Collected data entries:
======

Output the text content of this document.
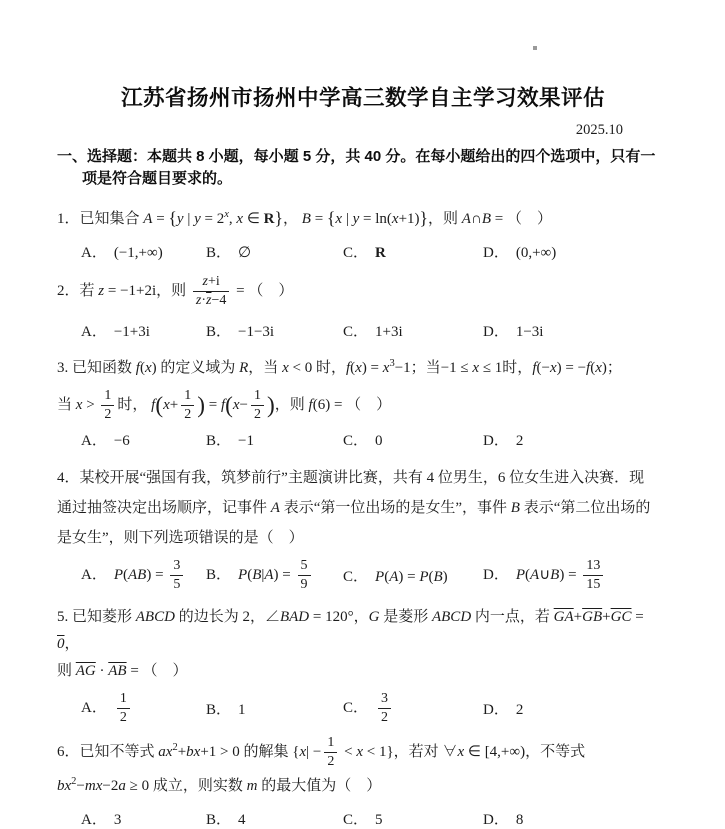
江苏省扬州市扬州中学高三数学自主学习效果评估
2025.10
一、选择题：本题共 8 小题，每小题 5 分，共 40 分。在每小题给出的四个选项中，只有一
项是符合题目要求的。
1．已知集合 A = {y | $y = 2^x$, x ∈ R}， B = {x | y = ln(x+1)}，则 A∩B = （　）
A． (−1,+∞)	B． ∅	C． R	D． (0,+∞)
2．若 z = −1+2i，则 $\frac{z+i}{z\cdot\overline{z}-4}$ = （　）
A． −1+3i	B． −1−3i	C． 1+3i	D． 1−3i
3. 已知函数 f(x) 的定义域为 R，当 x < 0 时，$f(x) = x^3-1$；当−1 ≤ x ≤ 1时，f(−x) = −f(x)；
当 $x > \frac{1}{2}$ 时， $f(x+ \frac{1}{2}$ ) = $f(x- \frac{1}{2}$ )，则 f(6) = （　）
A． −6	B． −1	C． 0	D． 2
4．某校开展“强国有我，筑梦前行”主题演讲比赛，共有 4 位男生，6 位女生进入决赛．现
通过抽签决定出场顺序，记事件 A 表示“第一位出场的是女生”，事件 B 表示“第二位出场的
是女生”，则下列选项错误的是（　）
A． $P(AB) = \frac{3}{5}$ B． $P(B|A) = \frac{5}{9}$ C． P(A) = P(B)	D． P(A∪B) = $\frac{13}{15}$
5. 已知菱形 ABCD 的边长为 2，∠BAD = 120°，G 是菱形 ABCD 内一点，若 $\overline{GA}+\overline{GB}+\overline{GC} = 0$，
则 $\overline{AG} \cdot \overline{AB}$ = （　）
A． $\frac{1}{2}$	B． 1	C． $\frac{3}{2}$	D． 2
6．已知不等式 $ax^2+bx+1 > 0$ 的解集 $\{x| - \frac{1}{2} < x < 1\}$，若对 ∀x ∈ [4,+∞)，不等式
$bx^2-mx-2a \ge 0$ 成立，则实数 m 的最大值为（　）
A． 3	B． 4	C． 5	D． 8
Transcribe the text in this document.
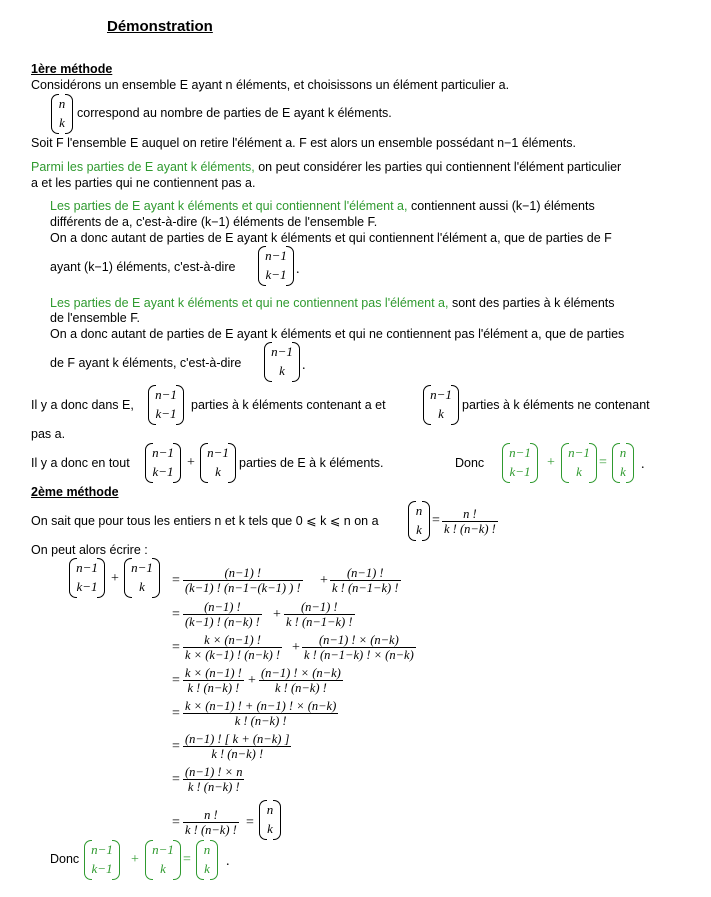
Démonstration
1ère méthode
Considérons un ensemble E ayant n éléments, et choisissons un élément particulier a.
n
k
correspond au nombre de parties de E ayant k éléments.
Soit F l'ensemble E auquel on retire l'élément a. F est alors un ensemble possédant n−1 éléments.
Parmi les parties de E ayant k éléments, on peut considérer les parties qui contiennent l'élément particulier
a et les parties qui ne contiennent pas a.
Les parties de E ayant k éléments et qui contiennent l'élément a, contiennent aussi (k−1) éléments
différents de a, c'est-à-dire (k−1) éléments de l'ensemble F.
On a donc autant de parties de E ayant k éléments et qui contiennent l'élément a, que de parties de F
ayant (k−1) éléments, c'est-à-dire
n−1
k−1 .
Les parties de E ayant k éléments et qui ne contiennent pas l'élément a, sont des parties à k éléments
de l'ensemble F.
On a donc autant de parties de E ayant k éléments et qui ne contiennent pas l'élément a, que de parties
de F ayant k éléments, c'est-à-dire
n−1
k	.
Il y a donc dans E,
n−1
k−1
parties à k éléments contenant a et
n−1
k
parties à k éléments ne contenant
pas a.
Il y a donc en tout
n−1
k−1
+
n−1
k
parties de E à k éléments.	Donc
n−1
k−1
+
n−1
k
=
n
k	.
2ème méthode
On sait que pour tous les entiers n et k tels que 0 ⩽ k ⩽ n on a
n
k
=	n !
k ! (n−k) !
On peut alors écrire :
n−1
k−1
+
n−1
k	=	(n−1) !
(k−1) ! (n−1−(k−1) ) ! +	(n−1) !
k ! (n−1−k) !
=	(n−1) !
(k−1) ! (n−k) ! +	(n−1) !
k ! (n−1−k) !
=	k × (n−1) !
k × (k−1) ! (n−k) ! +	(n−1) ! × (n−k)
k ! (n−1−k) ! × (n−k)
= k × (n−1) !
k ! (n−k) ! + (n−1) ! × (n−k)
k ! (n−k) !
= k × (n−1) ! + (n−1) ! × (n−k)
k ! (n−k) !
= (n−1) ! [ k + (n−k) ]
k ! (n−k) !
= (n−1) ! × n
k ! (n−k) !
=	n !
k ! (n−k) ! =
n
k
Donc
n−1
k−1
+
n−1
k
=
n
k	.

======

Your task ->
Each line in the records above should be reproduced exactly; images are not copied.

Answer to this problem ->
Output the text content of this document.
江苏省扬州市扬州中学高三数学自主学习效果评估
2025.10
一、选择题：本题共 8 小题，每小题 5 分，共 40 分。在每小题给出的四个选项中，只有一
项是符合题目要求的。
1．已知集合 A = {y | $y = 2^x$, x ∈ R}， B = {x | y = ln(x+1)}，则 A∩B = （　）
A． (−1,+∞)	B． ∅	C． R	D． (0,+∞)
2．若 z = −1+2i，则 $\frac{z+i}{z\cdot\overline{z}-4}$ = （　）
A． −1+3i	B． −1−3i	C． 1+3i	D． 1−3i
3. 已知函数 f(x) 的定义域为 R，当 x < 0 时，$f(x) = x^3-1$；当−1 ≤ x ≤ 1时，f(−x) = −f(x)；
当 $x > \frac{1}{2}$ 时， $f(x+ \frac{1}{2}$ ) = $f(x- \frac{1}{2}$ )，则 f(6) = （　）
A． −6	B． −1	C． 0	D． 2
4．某校开展“强国有我，筑梦前行”主题演讲比赛，共有 4 位男生，6 位女生进入决赛．现
通过抽签决定出场顺序，记事件 A 表示“第一位出场的是女生”，事件 B 表示“第二位出场的
是女生”，则下列选项错误的是（　）
A． $P(AB) = \frac{3}{5}$ B． $P(B|A) = \frac{5}{9}$ C． P(A) = P(B)	D． P(A∪B) = $\frac{13}{15}$
5. 已知菱形 ABCD 的边长为 2，∠BAD = 120°，G 是菱形 ABCD 内一点，若 $\overline{GA}+\overline{GB}+\overline{GC} = 0$，
则 $\overline{AG} \cdot \overline{AB}$ = （　）
A． $\frac{1}{2}$	B． 1	C． $\frac{3}{2}$	D． 2
6．已知不等式 $ax^2+bx+1 > 0$ 的解集 $\{x| - \frac{1}{2} < x < 1\}$，若对 ∀x ∈ [4,+∞)，不等式
$bx^2-mx-2a \ge 0$ 成立，则实数 m 的最大值为（　）
A． 3	B． 4	C． 5	D． 8
Transcribe the text in this document.
Démonstration
1ère méthode
Considérons un ensemble E ayant n éléments, et choisissons un élément particulier a.
n
k
correspond au nombre de parties de E ayant k éléments.
Soit F l'ensemble E auquel on retire l'élément a. F est alors un ensemble possédant n−1 éléments.
Parmi les parties de E ayant k éléments, on peut considérer les parties qui contiennent l'élément particulier
a et les parties qui ne contiennent pas a.
Les parties de E ayant k éléments et qui contiennent l'élément a, contiennent aussi (k−1) éléments
différents de a, c'est-à-dire (k−1) éléments de l'ensemble F.
On a donc autant de parties de E ayant k éléments et qui contiennent l'élément a, que de parties de F
ayant (k−1) éléments, c'est-à-dire
n−1
k−1 .
Les parties de E ayant k éléments et qui ne contiennent pas l'élément a, sont des parties à k éléments
de l'ensemble F.
On a donc autant de parties de E ayant k éléments et qui ne contiennent pas l'élément a, que de parties
de F ayant k éléments, c'est-à-dire
n−1
k	.
Il y a donc dans E,
n−1
k−1
parties à k éléments contenant a et
n−1
k
parties à k éléments ne contenant
pas a.
Il y a donc en tout
n−1
k−1
+
n−1
k
parties de E à k éléments.	Donc
n−1
k−1
+
n−1
k
=
n
k	.
2ème méthode
On sait que pour tous les entiers n et k tels que 0 ⩽ k ⩽ n on a
n
k
=	n !
k ! (n−k) !
On peut alors écrire :
n−1
k−1
+
n−1
k	=	(n−1) !
(k−1) ! (n−1−(k−1) ) ! +	(n−1) !
k ! (n−1−k) !
=	(n−1) !
(k−1) ! (n−k) ! +	(n−1) !
k ! (n−1−k) !
=	k × (n−1) !
k × (k−1) ! (n−k) ! +	(n−1) ! × (n−k)
k ! (n−1−k) ! × (n−k)
= k × (n−1) !
k ! (n−k) ! + (n−1) ! × (n−k)
k ! (n−k) !
= k × (n−1) ! + (n−1) ! × (n−k)
k ! (n−k) !
= (n−1) ! [ k + (n−k) ]
k ! (n−k) !
= (n−1) ! × n
k ! (n−k) !
=	n !
k ! (n−k) ! =
n
k
Donc
n−1
k−1
+
n−1
k
=
n
k	.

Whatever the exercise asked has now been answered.